Reply with one number: how many lines contain the word "JSON".

___ Input rows

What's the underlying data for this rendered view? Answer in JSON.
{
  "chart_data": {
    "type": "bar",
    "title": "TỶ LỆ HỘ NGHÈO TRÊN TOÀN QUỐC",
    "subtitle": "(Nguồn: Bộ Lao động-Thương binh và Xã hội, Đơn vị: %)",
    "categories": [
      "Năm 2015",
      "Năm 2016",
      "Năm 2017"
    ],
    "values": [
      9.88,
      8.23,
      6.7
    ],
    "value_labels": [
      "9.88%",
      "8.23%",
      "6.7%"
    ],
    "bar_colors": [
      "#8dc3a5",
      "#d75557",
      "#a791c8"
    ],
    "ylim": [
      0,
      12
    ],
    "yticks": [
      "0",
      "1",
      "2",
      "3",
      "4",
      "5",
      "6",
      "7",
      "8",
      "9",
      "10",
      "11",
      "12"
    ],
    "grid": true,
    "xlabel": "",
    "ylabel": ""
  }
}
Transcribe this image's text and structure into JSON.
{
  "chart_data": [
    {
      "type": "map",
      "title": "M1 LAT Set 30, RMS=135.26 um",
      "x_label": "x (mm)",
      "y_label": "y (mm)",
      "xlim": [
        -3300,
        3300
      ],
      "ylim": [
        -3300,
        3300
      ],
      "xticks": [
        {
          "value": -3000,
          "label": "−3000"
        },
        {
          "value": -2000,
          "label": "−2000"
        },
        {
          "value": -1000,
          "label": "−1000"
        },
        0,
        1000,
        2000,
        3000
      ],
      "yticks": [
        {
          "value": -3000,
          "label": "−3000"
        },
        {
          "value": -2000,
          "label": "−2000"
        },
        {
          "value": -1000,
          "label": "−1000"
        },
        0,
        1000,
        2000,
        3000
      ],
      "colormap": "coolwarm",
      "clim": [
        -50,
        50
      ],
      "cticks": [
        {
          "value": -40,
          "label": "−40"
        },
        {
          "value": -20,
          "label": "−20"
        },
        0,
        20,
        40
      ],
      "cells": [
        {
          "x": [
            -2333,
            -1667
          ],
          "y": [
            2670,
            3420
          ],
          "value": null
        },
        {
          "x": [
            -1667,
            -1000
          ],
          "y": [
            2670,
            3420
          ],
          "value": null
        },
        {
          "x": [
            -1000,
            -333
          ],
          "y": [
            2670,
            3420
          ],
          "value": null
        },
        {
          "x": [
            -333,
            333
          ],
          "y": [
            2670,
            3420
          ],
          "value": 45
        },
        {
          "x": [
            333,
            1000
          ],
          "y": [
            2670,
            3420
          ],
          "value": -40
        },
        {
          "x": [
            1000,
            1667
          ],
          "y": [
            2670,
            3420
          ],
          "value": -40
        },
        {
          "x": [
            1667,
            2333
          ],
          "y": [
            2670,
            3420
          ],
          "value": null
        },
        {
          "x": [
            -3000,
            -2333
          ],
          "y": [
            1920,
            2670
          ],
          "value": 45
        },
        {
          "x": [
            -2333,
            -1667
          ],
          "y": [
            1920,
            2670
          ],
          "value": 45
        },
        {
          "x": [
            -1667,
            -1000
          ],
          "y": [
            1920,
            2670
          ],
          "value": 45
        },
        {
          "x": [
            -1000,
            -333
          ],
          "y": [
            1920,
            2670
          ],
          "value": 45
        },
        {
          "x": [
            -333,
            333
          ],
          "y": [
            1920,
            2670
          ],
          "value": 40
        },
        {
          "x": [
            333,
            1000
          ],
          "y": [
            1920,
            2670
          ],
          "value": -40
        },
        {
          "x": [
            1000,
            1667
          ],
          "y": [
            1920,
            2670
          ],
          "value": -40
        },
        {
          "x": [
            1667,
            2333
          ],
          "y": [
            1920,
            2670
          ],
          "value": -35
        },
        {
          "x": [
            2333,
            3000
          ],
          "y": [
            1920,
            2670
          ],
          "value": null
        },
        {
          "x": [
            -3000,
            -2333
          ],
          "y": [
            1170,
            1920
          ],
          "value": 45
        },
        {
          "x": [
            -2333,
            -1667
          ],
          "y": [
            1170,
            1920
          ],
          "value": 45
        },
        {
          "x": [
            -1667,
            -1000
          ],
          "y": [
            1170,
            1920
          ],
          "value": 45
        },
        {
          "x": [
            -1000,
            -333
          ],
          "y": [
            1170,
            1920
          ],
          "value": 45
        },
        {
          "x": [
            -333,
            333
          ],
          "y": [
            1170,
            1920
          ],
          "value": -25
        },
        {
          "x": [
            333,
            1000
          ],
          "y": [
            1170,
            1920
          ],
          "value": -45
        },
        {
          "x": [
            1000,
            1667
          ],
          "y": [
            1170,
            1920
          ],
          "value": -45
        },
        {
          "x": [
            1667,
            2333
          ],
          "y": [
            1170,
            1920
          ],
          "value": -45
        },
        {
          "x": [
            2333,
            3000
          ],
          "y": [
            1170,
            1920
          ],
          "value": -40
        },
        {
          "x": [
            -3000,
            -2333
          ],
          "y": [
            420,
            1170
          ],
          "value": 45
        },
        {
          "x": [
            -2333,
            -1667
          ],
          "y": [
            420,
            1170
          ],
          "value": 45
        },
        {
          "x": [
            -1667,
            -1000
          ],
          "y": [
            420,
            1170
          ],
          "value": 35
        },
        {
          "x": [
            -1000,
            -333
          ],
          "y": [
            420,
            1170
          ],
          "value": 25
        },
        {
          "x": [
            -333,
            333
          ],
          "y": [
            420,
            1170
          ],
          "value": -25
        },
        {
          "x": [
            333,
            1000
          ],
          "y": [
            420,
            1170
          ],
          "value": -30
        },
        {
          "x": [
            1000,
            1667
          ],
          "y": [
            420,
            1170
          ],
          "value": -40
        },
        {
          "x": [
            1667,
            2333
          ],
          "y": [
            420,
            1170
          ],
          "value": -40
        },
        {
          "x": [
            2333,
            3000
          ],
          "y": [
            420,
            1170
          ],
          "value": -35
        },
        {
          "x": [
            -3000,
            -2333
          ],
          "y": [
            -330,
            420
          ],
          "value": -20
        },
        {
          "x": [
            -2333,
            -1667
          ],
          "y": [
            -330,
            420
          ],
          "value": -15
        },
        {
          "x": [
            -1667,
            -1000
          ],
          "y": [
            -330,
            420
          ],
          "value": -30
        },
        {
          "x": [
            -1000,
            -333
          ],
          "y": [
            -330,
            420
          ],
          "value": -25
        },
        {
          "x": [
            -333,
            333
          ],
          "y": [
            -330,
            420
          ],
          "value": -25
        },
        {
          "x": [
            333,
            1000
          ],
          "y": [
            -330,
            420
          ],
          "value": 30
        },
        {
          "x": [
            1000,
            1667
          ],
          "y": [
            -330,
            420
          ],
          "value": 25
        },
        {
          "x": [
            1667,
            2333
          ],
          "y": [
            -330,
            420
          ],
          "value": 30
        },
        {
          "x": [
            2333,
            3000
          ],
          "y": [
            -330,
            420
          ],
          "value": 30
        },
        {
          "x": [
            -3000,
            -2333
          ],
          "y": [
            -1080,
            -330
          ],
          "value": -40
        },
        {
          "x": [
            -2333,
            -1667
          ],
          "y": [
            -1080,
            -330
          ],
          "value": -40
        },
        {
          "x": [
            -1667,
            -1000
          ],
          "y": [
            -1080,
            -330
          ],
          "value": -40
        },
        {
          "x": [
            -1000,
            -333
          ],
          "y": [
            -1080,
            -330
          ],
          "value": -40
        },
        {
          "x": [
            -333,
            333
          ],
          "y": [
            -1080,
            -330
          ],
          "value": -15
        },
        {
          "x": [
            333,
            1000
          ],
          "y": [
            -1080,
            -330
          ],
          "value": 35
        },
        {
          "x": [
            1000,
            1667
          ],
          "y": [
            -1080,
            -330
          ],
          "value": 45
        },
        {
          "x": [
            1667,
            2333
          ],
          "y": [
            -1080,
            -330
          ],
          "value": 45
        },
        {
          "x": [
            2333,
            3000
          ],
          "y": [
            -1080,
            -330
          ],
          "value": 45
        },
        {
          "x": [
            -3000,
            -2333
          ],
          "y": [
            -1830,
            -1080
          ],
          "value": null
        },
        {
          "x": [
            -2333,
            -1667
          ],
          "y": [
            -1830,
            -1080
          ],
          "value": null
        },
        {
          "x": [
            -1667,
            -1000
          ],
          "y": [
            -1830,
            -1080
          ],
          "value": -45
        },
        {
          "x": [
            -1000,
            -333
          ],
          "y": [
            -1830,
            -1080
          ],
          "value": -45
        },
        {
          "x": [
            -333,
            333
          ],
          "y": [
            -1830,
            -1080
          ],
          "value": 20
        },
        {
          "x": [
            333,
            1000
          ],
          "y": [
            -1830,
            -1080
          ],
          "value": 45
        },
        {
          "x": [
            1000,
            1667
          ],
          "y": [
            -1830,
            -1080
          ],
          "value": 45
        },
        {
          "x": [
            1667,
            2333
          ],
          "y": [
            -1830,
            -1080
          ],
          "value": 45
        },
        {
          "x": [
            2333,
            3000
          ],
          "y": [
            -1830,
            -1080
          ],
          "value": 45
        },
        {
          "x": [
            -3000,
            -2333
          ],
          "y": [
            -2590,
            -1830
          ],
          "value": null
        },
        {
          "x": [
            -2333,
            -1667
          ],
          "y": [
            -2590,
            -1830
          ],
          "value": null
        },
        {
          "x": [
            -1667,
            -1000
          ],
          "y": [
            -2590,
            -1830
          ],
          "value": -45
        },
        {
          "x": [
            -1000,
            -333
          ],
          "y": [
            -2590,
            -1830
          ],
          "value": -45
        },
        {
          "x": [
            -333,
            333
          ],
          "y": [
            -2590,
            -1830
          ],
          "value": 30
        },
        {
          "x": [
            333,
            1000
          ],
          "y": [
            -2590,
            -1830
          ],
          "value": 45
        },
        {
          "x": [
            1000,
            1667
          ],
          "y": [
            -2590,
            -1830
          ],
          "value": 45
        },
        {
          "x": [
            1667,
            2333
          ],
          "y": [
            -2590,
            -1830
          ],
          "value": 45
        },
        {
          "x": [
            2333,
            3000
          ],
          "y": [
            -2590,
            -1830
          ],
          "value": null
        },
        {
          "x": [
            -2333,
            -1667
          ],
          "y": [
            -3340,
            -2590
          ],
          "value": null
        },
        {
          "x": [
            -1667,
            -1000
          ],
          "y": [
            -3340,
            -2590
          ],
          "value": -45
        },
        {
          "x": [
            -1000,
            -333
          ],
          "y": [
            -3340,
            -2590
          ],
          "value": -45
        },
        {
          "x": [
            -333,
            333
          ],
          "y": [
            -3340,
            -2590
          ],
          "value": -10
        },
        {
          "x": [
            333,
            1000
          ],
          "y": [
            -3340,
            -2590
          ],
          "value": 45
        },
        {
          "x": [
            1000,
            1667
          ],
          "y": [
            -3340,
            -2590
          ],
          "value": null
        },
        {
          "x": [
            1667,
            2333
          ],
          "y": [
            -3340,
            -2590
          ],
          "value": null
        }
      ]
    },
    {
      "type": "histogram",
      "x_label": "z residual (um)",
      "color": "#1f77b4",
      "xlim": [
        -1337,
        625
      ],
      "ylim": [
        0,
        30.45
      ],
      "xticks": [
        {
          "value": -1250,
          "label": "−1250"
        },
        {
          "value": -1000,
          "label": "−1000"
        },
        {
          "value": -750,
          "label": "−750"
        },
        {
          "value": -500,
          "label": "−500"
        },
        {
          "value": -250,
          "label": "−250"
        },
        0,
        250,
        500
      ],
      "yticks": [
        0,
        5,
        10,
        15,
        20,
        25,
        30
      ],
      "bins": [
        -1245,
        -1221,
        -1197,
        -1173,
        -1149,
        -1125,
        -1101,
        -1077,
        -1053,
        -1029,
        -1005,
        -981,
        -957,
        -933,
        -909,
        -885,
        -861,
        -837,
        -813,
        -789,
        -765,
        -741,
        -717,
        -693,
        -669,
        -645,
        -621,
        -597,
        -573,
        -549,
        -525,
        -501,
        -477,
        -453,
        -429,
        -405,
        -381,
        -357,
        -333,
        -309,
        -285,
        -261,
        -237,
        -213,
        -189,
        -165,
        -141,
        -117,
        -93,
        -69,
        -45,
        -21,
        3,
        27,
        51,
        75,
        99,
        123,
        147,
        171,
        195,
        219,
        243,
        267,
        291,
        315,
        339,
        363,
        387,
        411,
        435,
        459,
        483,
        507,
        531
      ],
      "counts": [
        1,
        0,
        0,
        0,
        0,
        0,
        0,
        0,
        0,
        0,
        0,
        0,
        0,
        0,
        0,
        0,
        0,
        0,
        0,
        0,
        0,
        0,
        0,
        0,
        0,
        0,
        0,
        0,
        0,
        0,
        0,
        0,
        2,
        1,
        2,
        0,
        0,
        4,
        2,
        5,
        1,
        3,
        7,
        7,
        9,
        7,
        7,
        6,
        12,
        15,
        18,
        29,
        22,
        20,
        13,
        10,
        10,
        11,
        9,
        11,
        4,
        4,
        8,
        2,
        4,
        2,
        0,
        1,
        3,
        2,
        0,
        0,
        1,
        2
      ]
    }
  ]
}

______

**The reply:** 2